--- Set exercise ---
Reproduce all of the following data verbatim, line for line, with no changes.

========================================================================

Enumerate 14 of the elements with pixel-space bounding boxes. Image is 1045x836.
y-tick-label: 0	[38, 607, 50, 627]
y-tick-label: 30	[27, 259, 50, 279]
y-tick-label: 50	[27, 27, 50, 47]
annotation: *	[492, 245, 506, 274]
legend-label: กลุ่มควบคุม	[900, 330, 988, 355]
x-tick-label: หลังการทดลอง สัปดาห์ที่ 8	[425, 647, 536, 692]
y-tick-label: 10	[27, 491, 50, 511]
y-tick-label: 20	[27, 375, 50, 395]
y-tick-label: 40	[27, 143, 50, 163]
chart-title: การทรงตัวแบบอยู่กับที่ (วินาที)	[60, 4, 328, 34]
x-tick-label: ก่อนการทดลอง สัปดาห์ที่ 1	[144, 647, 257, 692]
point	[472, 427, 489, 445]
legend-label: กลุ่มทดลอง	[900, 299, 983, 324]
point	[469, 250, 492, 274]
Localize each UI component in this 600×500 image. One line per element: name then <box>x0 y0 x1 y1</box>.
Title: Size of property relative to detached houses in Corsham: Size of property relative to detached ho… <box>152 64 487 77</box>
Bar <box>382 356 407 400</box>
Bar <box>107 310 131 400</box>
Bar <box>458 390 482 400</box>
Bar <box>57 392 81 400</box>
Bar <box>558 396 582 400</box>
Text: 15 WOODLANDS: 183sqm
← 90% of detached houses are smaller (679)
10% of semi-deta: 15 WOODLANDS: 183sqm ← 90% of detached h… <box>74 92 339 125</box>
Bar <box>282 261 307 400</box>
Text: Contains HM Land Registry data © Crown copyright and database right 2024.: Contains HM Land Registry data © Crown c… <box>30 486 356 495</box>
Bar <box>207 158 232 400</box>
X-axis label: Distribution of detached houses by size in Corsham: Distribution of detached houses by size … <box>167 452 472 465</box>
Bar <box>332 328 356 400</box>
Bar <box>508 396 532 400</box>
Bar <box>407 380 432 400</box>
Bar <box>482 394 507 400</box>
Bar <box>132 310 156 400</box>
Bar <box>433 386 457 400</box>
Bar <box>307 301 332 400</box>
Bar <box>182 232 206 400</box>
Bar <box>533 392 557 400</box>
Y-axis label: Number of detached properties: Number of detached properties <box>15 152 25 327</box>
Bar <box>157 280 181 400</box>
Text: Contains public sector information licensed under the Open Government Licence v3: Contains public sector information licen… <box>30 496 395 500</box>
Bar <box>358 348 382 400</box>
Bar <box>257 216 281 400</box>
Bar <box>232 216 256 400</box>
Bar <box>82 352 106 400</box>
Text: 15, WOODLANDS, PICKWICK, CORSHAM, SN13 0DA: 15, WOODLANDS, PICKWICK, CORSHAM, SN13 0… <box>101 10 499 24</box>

========================================================================

--- The answer ---
Enumerate 14 of the elements with pixel-space bounding boxes. Image is 1045x836.
y-tick-label: 0	[38, 607, 50, 627]
y-tick-label: 30	[27, 259, 50, 279]
y-tick-label: 50	[27, 27, 50, 47]
annotation: *	[492, 245, 506, 274]
legend-label: กลุ่มควบคุม	[900, 330, 988, 355]
x-tick-label: หลังการทดลอง สัปดาห์ที่ 8	[425, 647, 536, 692]
y-tick-label: 10	[27, 491, 50, 511]
y-tick-label: 20	[27, 375, 50, 395]
y-tick-label: 40	[27, 143, 50, 163]
chart-title: การทรงตัวแบบอยู่กับที่ (วินาที)	[60, 4, 328, 34]
x-tick-label: ก่อนการทดลอง สัปดาห์ที่ 1	[144, 647, 257, 692]
point	[472, 427, 489, 445]
legend-label: กลุ่มทดลอง	[900, 299, 983, 324]
point	[469, 250, 492, 274]
Localize each UI component in this 600×500 image. One line per element: name then <box>x0 y0 x1 y1</box>.
Title: Size of property relative to detached houses in Corsham: Size of property relative to detached ho… <box>152 64 487 77</box>
Bar <box>382 356 407 400</box>
Bar <box>107 310 131 400</box>
Bar <box>458 390 482 400</box>
Bar <box>57 392 81 400</box>
Bar <box>558 396 582 400</box>
Text: 15 WOODLANDS: 183sqm
← 90% of detached houses are smaller (679)
10% of semi-deta: 15 WOODLANDS: 183sqm ← 90% of detached h… <box>74 92 339 125</box>
Bar <box>282 261 307 400</box>
Text: Contains HM Land Registry data © Crown copyright and database right 2024.: Contains HM Land Registry data © Crown c… <box>30 486 356 495</box>
Bar <box>207 158 232 400</box>
X-axis label: Distribution of detached houses by size in Corsham: Distribution of detached houses by size … <box>167 452 472 465</box>
Bar <box>332 328 356 400</box>
Bar <box>508 396 532 400</box>
Bar <box>407 380 432 400</box>
Bar <box>482 394 507 400</box>
Bar <box>132 310 156 400</box>
Bar <box>433 386 457 400</box>
Bar <box>307 301 332 400</box>
Bar <box>182 232 206 400</box>
Bar <box>533 392 557 400</box>
Y-axis label: Number of detached properties: Number of detached properties <box>15 152 25 327</box>
Bar <box>157 280 181 400</box>
Text: Contains public sector information licensed under the Open Government Licence v3: Contains public sector information licen… <box>30 496 395 500</box>
Bar <box>358 348 382 400</box>
Bar <box>257 216 281 400</box>
Bar <box>232 216 256 400</box>
Bar <box>82 352 106 400</box>
Text: 15, WOODLANDS, PICKWICK, CORSHAM, SN13 0DA: 15, WOODLANDS, PICKWICK, CORSHAM, SN13 0… <box>101 10 499 24</box>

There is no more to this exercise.